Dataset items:
_ _ _ _ _
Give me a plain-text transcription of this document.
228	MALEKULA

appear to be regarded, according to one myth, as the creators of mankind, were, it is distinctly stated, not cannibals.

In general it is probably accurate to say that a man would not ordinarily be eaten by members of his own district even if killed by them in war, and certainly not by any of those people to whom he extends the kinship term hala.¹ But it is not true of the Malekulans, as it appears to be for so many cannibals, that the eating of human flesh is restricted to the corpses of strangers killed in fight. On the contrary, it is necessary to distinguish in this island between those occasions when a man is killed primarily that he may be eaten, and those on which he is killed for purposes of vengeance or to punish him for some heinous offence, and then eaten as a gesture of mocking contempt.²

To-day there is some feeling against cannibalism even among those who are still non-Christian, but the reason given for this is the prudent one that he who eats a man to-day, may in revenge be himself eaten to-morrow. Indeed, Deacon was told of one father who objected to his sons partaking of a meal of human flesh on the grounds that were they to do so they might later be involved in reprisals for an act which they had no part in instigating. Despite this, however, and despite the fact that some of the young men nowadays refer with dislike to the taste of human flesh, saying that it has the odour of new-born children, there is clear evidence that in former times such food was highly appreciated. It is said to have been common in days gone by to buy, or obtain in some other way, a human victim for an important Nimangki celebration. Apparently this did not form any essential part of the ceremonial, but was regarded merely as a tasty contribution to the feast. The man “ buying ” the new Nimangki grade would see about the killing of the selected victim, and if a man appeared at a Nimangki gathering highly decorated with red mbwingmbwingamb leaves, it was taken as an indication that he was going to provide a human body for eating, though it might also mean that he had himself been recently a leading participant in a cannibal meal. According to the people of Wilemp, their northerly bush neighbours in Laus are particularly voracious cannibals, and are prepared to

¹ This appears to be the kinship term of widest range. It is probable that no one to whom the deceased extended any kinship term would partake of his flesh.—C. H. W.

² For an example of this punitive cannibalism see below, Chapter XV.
_ _ _ _ _
**Goal of the exercise**
Check the data for the word "term" and pull out the lines that have it.

**Solved exercise**
In general it is probably accurate to say that a man would not ordinarily be eaten by members of his own district even if killed by them in war, and certainly not by any of those people to whom he extends the kinship term hala.¹ But it is not true of the Malekulans, as it appears to be for so many cannibals, that the eating of human flesh is restricted to the corpses of strangers killed in fight. On the contrary, it is necessary to distinguish in this island between those occasions when a man is killed primarily that he may be eaten, and those on which he is killed for purposes of vengeance or to punish him for some heinous offence, and then eaten as a gesture of mocking contempt.²
¹ This appears to be the kinship term of widest range. It is probable that no one to whom the deceased extended any kinship term would partake of his flesh.—C. H. W.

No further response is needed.